** START RECORDS SHOWN **

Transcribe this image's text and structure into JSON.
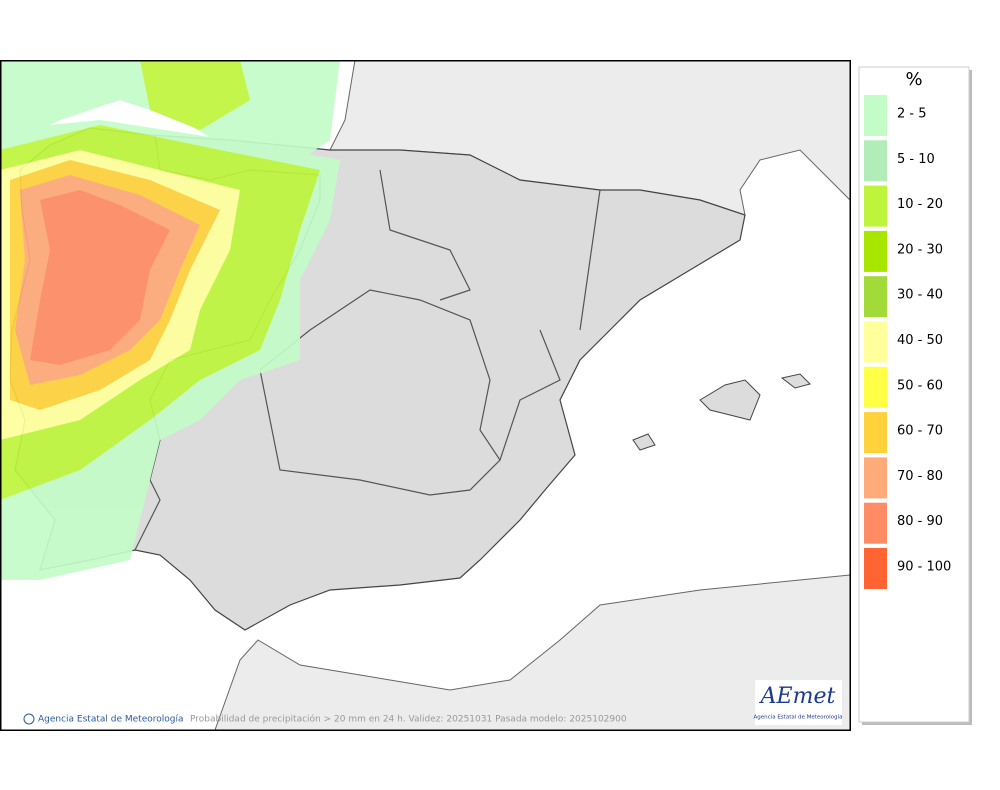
{
  "legend": {
    "title": "%",
    "items": [
      {
        "label": "2 - 5",
        "color": "#c4fcc8"
      },
      {
        "label": "5 - 10",
        "color": "#b2ecb8"
      },
      {
        "label": "10 - 20",
        "color": "#bef53c"
      },
      {
        "label": "20 - 30",
        "color": "#a8e600"
      },
      {
        "label": "30 - 40",
        "color": "#a2da3a"
      },
      {
        "label": "40 - 50",
        "color": "#ffff9c"
      },
      {
        "label": "50 - 60",
        "color": "#ffff46"
      },
      {
        "label": "60 - 70",
        "color": "#ffd23c"
      },
      {
        "label": "70 - 80",
        "color": "#ffaa78"
      },
      {
        "label": "80 - 90",
        "color": "#ff8c64"
      },
      {
        "label": "90 - 100",
        "color": "#ff6432"
      }
    ]
  },
  "footer": {
    "agency": "Agencia Estatal de Meteorología",
    "caption": "Probabilidad de precipitación > 20 mm en 24 h. Validez: 20251031 Pasada modelo: 2025102900"
  },
  "logo": {
    "name": "AEmet",
    "subtitle": "Agencia Estatal de Meteorología"
  }
}
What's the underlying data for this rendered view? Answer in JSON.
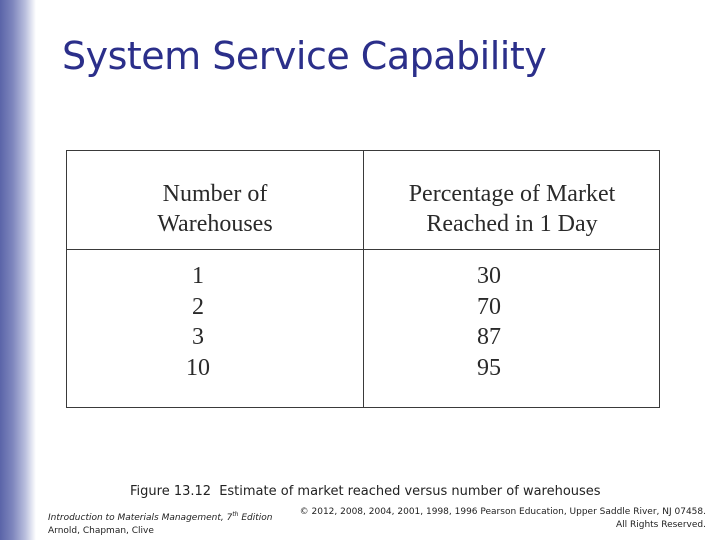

** END RECORDS SHOWN **

CHALLENGE
Search the entries for the string "JSON" and collect each line that has it.

ANSWER TO THE EXERCISE
Transcribe this image's text and structure into JSON.
What's the underlying data for this rendered view? Answer in JSON.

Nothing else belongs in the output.